**What is expected**
Return a copy of every line in the records that includes the word "JSON".

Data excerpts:
-- start --
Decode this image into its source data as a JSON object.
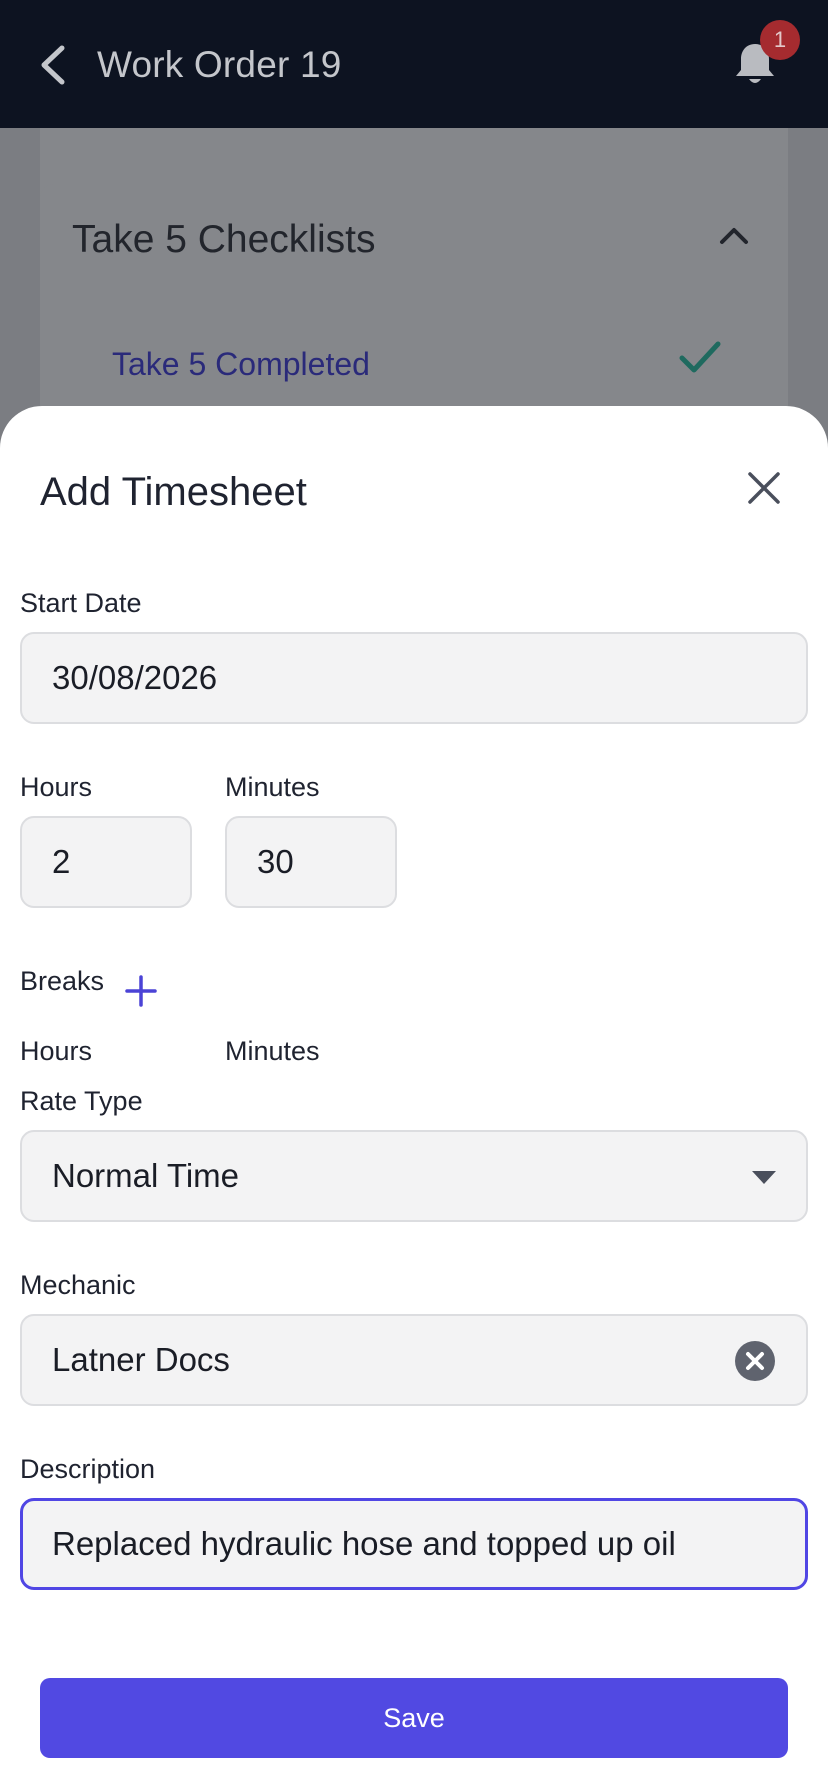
{
  "appbar": {
    "title": "Work Order 19",
    "notification_count": "1",
    "colors": {
      "background": "#0d1321",
      "badge": "#a52b2f"
    }
  },
  "background": {
    "card_title": "Take 5 Checklists",
    "item_label": "Take 5 Completed",
    "item_status": "completed"
  },
  "sheet": {
    "title": "Add Timesheet",
    "start_date": {
      "label": "Start Date",
      "value": "30/08/2026"
    },
    "hours": {
      "label": "Hours",
      "value": "2"
    },
    "minutes": {
      "label": "Minutes",
      "value": "30"
    },
    "breaks": {
      "label": "Breaks",
      "hours_label": "Hours",
      "minutes_label": "Minutes"
    },
    "rate_type": {
      "label": "Rate Type",
      "value": "Normal Time"
    },
    "mechanic": {
      "label": "Mechanic",
      "value": "Latner Docs"
    },
    "description": {
      "label": "Description",
      "value": "Replaced hydraulic hose and topped up oil"
    },
    "save_label": "Save",
    "colors": {
      "accent": "#5149e2",
      "field_bg": "#f3f3f4"
    }
  },
  "icons": [
    "chevron-left-icon",
    "bell-icon",
    "chevron-up-icon",
    "check-icon",
    "close-icon",
    "plus-icon",
    "caret-down-icon",
    "clear-circle-icon"
  ]
}
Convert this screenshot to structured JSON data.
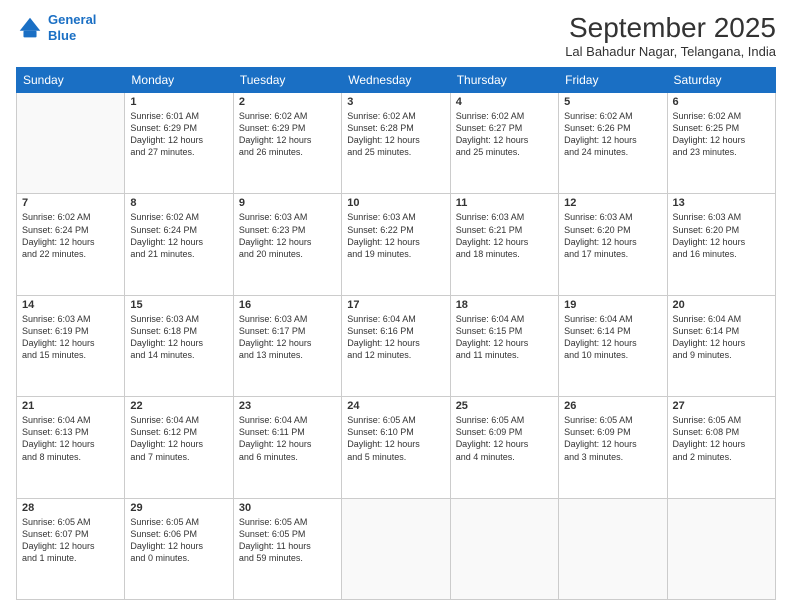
{
  "logo": {
    "line1": "General",
    "line2": "Blue"
  },
  "title": "September 2025",
  "subtitle": "Lal Bahadur Nagar, Telangana, India",
  "days_of_week": [
    "Sunday",
    "Monday",
    "Tuesday",
    "Wednesday",
    "Thursday",
    "Friday",
    "Saturday"
  ],
  "weeks": [
    [
      {
        "num": "",
        "info": ""
      },
      {
        "num": "1",
        "info": "Sunrise: 6:01 AM\nSunset: 6:29 PM\nDaylight: 12 hours\nand 27 minutes."
      },
      {
        "num": "2",
        "info": "Sunrise: 6:02 AM\nSunset: 6:29 PM\nDaylight: 12 hours\nand 26 minutes."
      },
      {
        "num": "3",
        "info": "Sunrise: 6:02 AM\nSunset: 6:28 PM\nDaylight: 12 hours\nand 25 minutes."
      },
      {
        "num": "4",
        "info": "Sunrise: 6:02 AM\nSunset: 6:27 PM\nDaylight: 12 hours\nand 25 minutes."
      },
      {
        "num": "5",
        "info": "Sunrise: 6:02 AM\nSunset: 6:26 PM\nDaylight: 12 hours\nand 24 minutes."
      },
      {
        "num": "6",
        "info": "Sunrise: 6:02 AM\nSunset: 6:25 PM\nDaylight: 12 hours\nand 23 minutes."
      }
    ],
    [
      {
        "num": "7",
        "info": "Sunrise: 6:02 AM\nSunset: 6:24 PM\nDaylight: 12 hours\nand 22 minutes."
      },
      {
        "num": "8",
        "info": "Sunrise: 6:02 AM\nSunset: 6:24 PM\nDaylight: 12 hours\nand 21 minutes."
      },
      {
        "num": "9",
        "info": "Sunrise: 6:03 AM\nSunset: 6:23 PM\nDaylight: 12 hours\nand 20 minutes."
      },
      {
        "num": "10",
        "info": "Sunrise: 6:03 AM\nSunset: 6:22 PM\nDaylight: 12 hours\nand 19 minutes."
      },
      {
        "num": "11",
        "info": "Sunrise: 6:03 AM\nSunset: 6:21 PM\nDaylight: 12 hours\nand 18 minutes."
      },
      {
        "num": "12",
        "info": "Sunrise: 6:03 AM\nSunset: 6:20 PM\nDaylight: 12 hours\nand 17 minutes."
      },
      {
        "num": "13",
        "info": "Sunrise: 6:03 AM\nSunset: 6:20 PM\nDaylight: 12 hours\nand 16 minutes."
      }
    ],
    [
      {
        "num": "14",
        "info": "Sunrise: 6:03 AM\nSunset: 6:19 PM\nDaylight: 12 hours\nand 15 minutes."
      },
      {
        "num": "15",
        "info": "Sunrise: 6:03 AM\nSunset: 6:18 PM\nDaylight: 12 hours\nand 14 minutes."
      },
      {
        "num": "16",
        "info": "Sunrise: 6:03 AM\nSunset: 6:17 PM\nDaylight: 12 hours\nand 13 minutes."
      },
      {
        "num": "17",
        "info": "Sunrise: 6:04 AM\nSunset: 6:16 PM\nDaylight: 12 hours\nand 12 minutes."
      },
      {
        "num": "18",
        "info": "Sunrise: 6:04 AM\nSunset: 6:15 PM\nDaylight: 12 hours\nand 11 minutes."
      },
      {
        "num": "19",
        "info": "Sunrise: 6:04 AM\nSunset: 6:14 PM\nDaylight: 12 hours\nand 10 minutes."
      },
      {
        "num": "20",
        "info": "Sunrise: 6:04 AM\nSunset: 6:14 PM\nDaylight: 12 hours\nand 9 minutes."
      }
    ],
    [
      {
        "num": "21",
        "info": "Sunrise: 6:04 AM\nSunset: 6:13 PM\nDaylight: 12 hours\nand 8 minutes."
      },
      {
        "num": "22",
        "info": "Sunrise: 6:04 AM\nSunset: 6:12 PM\nDaylight: 12 hours\nand 7 minutes."
      },
      {
        "num": "23",
        "info": "Sunrise: 6:04 AM\nSunset: 6:11 PM\nDaylight: 12 hours\nand 6 minutes."
      },
      {
        "num": "24",
        "info": "Sunrise: 6:05 AM\nSunset: 6:10 PM\nDaylight: 12 hours\nand 5 minutes."
      },
      {
        "num": "25",
        "info": "Sunrise: 6:05 AM\nSunset: 6:09 PM\nDaylight: 12 hours\nand 4 minutes."
      },
      {
        "num": "26",
        "info": "Sunrise: 6:05 AM\nSunset: 6:09 PM\nDaylight: 12 hours\nand 3 minutes."
      },
      {
        "num": "27",
        "info": "Sunrise: 6:05 AM\nSunset: 6:08 PM\nDaylight: 12 hours\nand 2 minutes."
      }
    ],
    [
      {
        "num": "28",
        "info": "Sunrise: 6:05 AM\nSunset: 6:07 PM\nDaylight: 12 hours\nand 1 minute."
      },
      {
        "num": "29",
        "info": "Sunrise: 6:05 AM\nSunset: 6:06 PM\nDaylight: 12 hours\nand 0 minutes."
      },
      {
        "num": "30",
        "info": "Sunrise: 6:05 AM\nSunset: 6:05 PM\nDaylight: 11 hours\nand 59 minutes."
      },
      {
        "num": "",
        "info": ""
      },
      {
        "num": "",
        "info": ""
      },
      {
        "num": "",
        "info": ""
      },
      {
        "num": "",
        "info": ""
      }
    ]
  ]
}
-- end --
**Solution for this task**
Decode this image into its source data as a JSON object.
Convert this screenshot to structured JSON data.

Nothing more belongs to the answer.